Would you return the complete listing below word for word?

(Stored dataset items)
======
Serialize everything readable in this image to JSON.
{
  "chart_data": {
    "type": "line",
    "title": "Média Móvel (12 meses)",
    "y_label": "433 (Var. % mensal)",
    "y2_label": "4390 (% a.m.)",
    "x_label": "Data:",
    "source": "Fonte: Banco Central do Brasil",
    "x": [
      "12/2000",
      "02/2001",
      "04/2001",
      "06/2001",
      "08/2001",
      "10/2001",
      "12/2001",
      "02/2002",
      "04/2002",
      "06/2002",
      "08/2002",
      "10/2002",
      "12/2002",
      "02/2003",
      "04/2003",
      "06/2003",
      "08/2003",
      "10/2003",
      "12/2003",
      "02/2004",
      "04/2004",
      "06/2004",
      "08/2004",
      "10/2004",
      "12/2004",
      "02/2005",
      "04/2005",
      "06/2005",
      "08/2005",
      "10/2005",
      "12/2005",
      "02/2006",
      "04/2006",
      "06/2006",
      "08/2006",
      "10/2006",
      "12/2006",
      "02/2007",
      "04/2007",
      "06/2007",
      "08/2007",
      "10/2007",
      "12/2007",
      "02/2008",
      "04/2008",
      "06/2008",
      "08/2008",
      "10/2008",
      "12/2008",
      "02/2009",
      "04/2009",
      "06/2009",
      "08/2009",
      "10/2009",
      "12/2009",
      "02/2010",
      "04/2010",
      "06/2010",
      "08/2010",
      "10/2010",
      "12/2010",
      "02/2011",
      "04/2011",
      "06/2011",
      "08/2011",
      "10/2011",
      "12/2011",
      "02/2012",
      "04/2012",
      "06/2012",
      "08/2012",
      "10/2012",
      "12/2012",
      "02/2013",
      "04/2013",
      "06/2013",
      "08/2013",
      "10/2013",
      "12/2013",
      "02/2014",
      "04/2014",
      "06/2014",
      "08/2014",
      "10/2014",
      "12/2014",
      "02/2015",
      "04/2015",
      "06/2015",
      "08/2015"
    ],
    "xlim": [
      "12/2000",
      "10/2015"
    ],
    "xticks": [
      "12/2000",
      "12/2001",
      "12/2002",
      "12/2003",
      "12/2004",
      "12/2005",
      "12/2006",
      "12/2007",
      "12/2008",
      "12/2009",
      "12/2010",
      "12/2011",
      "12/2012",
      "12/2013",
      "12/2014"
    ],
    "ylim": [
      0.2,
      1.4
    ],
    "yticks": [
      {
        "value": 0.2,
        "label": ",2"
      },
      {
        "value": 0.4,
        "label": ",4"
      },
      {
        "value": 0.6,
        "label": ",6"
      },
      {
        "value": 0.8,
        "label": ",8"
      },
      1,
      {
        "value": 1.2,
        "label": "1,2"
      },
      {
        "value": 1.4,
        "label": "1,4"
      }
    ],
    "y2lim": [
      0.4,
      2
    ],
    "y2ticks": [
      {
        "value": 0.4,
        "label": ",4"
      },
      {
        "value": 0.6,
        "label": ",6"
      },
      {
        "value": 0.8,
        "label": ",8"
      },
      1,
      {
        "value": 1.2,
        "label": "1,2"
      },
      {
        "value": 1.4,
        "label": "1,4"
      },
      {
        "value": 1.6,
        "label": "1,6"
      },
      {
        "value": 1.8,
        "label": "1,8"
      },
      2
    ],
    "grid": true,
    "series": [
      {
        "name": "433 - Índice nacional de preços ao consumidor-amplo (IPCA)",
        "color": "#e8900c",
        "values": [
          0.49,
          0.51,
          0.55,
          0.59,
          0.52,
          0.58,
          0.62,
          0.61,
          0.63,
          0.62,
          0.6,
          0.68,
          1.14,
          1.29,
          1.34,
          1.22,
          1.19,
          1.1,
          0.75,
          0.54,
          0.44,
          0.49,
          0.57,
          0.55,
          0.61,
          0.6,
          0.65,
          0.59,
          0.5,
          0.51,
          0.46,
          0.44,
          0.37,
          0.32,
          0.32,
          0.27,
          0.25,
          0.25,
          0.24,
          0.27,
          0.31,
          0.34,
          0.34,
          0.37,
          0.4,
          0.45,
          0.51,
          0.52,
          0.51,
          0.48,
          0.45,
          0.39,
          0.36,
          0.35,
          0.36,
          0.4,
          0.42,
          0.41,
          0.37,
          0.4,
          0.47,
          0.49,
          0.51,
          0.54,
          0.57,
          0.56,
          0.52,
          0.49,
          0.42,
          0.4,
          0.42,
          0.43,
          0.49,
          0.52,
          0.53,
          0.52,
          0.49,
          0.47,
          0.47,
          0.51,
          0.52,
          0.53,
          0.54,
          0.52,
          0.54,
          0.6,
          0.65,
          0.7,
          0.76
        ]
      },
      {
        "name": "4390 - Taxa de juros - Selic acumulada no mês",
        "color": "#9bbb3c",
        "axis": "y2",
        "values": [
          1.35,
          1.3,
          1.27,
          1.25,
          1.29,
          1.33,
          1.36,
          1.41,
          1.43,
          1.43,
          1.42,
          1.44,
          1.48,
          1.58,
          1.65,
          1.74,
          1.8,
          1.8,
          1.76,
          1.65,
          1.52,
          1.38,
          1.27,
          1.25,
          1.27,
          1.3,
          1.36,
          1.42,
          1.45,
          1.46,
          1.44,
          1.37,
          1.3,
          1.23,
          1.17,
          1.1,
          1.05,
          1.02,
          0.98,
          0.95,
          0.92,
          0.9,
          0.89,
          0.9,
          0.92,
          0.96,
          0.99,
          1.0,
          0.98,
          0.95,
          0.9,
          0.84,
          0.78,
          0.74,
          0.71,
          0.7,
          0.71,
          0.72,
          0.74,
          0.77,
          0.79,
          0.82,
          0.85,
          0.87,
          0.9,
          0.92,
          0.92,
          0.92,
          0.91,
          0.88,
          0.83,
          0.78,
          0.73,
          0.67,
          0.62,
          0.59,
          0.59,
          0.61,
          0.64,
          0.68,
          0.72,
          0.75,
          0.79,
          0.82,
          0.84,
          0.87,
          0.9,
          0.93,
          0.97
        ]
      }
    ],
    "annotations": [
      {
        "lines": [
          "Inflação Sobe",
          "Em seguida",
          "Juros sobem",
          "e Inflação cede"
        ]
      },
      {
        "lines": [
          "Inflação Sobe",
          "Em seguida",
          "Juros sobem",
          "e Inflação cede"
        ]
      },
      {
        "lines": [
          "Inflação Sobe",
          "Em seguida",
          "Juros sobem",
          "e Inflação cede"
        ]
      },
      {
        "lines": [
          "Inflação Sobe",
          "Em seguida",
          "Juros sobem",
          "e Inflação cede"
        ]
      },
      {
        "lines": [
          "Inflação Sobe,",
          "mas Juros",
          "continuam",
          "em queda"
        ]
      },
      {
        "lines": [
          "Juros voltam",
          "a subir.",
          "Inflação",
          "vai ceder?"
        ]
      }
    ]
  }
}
======
EXERCISE RESULT:
Serialize everything readable in this image to JSON.
{
  "chart_data": {
    "type": "line",
    "title": "Média Móvel (12 meses)",
    "y_label": "433 (Var. % mensal)",
    "y2_label": "4390 (% a.m.)",
    "x_label": "Data:",
    "source": "Fonte: Banco Central do Brasil",
    "x": [
      "12/2000",
      "02/2001",
      "04/2001",
      "06/2001",
      "08/2001",
      "10/2001",
      "12/2001",
      "02/2002",
      "04/2002",
      "06/2002",
      "08/2002",
      "10/2002",
      "12/2002",
      "02/2003",
      "04/2003",
      "06/2003",
      "08/2003",
      "10/2003",
      "12/2003",
      "02/2004",
      "04/2004",
      "06/2004",
      "08/2004",
      "10/2004",
      "12/2004",
      "02/2005",
      "04/2005",
      "06/2005",
      "08/2005",
      "10/2005",
      "12/2005",
      "02/2006",
      "04/2006",
      "06/2006",
      "08/2006",
      "10/2006",
      "12/2006",
      "02/2007",
      "04/2007",
      "06/2007",
      "08/2007",
      "10/2007",
      "12/2007",
      "02/2008",
      "04/2008",
      "06/2008",
      "08/2008",
      "10/2008",
      "12/2008",
      "02/2009",
      "04/2009",
      "06/2009",
      "08/2009",
      "10/2009",
      "12/2009",
      "02/2010",
      "04/2010",
      "06/2010",
      "08/2010",
      "10/2010",
      "12/2010",
      "02/2011",
      "04/2011",
      "06/2011",
      "08/2011",
      "10/2011",
      "12/2011",
      "02/2012",
      "04/2012",
      "06/2012",
      "08/2012",
      "10/2012",
      "12/2012",
      "02/2013",
      "04/2013",
      "06/2013",
      "08/2013",
      "10/2013",
      "12/2013",
      "02/2014",
      "04/2014",
      "06/2014",
      "08/2014",
      "10/2014",
      "12/2014",
      "02/2015",
      "04/2015",
      "06/2015",
      "08/2015"
    ],
    "xlim": [
      "12/2000",
      "10/2015"
    ],
    "xticks": [
      "12/2000",
      "12/2001",
      "12/2002",
      "12/2003",
      "12/2004",
      "12/2005",
      "12/2006",
      "12/2007",
      "12/2008",
      "12/2009",
      "12/2010",
      "12/2011",
      "12/2012",
      "12/2013",
      "12/2014"
    ],
    "ylim": [
      0.2,
      1.4
    ],
    "yticks": [
      {
        "value": 0.2,
        "label": ",2"
      },
      {
        "value": 0.4,
        "label": ",4"
      },
      {
        "value": 0.6,
        "label": ",6"
      },
      {
        "value": 0.8,
        "label": ",8"
      },
      1,
      {
        "value": 1.2,
        "label": "1,2"
      },
      {
        "value": 1.4,
        "label": "1,4"
      }
    ],
    "y2lim": [
      0.4,
      2
    ],
    "y2ticks": [
      {
        "value": 0.4,
        "label": ",4"
      },
      {
        "value": 0.6,
        "label": ",6"
      },
      {
        "value": 0.8,
        "label": ",8"
      },
      1,
      {
        "value": 1.2,
        "label": "1,2"
      },
      {
        "value": 1.4,
        "label": "1,4"
      },
      {
        "value": 1.6,
        "label": "1,6"
      },
      {
        "value": 1.8,
        "label": "1,8"
      },
      2
    ],
    "grid": true,
    "series": [
      {
        "name": "433 - Índice nacional de preços ao consumidor-amplo (IPCA)",
        "color": "#e8900c",
        "values": [
          0.49,
          0.51,
          0.55,
          0.59,
          0.52,
          0.58,
          0.62,
          0.61,
          0.63,
          0.62,
          0.6,
          0.68,
          1.14,
          1.29,
          1.34,
          1.22,
          1.19,
          1.1,
          0.75,
          0.54,
          0.44,
          0.49,
          0.57,
          0.55,
          0.61,
          0.6,
          0.65,
          0.59,
          0.5,
          0.51,
          0.46,
          0.44,
          0.37,
          0.32,
          0.32,
          0.27,
          0.25,
          0.25,
          0.24,
          0.27,
          0.31,
          0.34,
          0.34,
          0.37,
          0.4,
          0.45,
          0.51,
          0.52,
          0.51,
          0.48,
          0.45,
          0.39,
          0.36,
          0.35,
          0.36,
          0.4,
          0.42,
          0.41,
          0.37,
          0.4,
          0.47,
          0.49,
          0.51,
          0.54,
          0.57,
          0.56,
          0.52,
          0.49,
          0.42,
          0.4,
          0.42,
          0.43,
          0.49,
          0.52,
          0.53,
          0.52,
          0.49,
          0.47,
          0.47,
          0.51,
          0.52,
          0.53,
          0.54,
          0.52,
          0.54,
          0.6,
          0.65,
          0.7,
          0.76
        ]
      },
      {
        "name": "4390 - Taxa de juros - Selic acumulada no mês",
        "color": "#9bbb3c",
        "axis": "y2",
        "values": [
          1.35,
          1.3,
          1.27,
          1.25,
          1.29,
          1.33,
          1.36,
          1.41,
          1.43,
          1.43,
          1.42,
          1.44,
          1.48,
          1.58,
          1.65,
          1.74,
          1.8,
          1.8,
          1.76,
          1.65,
          1.52,
          1.38,
          1.27,
          1.25,
          1.27,
          1.3,
          1.36,
          1.42,
          1.45,
          1.46,
          1.44,
          1.37,
          1.3,
          1.23,
          1.17,
          1.1,
          1.05,
          1.02,
          0.98,
          0.95,
          0.92,
          0.9,
          0.89,
          0.9,
          0.92,
          0.96,
          0.99,
          1.0,
          0.98,
          0.95,
          0.9,
          0.84,
          0.78,
          0.74,
          0.71,
          0.7,
          0.71,
          0.72,
          0.74,
          0.77,
          0.79,
          0.82,
          0.85,
          0.87,
          0.9,
          0.92,
          0.92,
          0.92,
          0.91,
          0.88,
          0.83,
          0.78,
          0.73,
          0.67,
          0.62,
          0.59,
          0.59,
          0.61,
          0.64,
          0.68,
          0.72,
          0.75,
          0.79,
          0.82,
          0.84,
          0.87,
          0.9,
          0.93,
          0.97
        ]
      }
    ],
    "annotations": [
      {
        "lines": [
          "Inflação Sobe",
          "Em seguida",
          "Juros sobem",
          "e Inflação cede"
        ]
      },
      {
        "lines": [
          "Inflação Sobe",
          "Em seguida",
          "Juros sobem",
          "e Inflação cede"
        ]
      },
      {
        "lines": [
          "Inflação Sobe",
          "Em seguida",
          "Juros sobem",
          "e Inflação cede"
        ]
      },
      {
        "lines": [
          "Inflação Sobe",
          "Em seguida",
          "Juros sobem",
          "e Inflação cede"
        ]
      },
      {
        "lines": [
          "Inflação Sobe,",
          "mas Juros",
          "continuam",
          "em queda"
        ]
      },
      {
        "lines": [
          "Juros voltam",
          "a subir.",
          "Inflação",
          "vai ceder?"
        ]
      }
    ]
  }
}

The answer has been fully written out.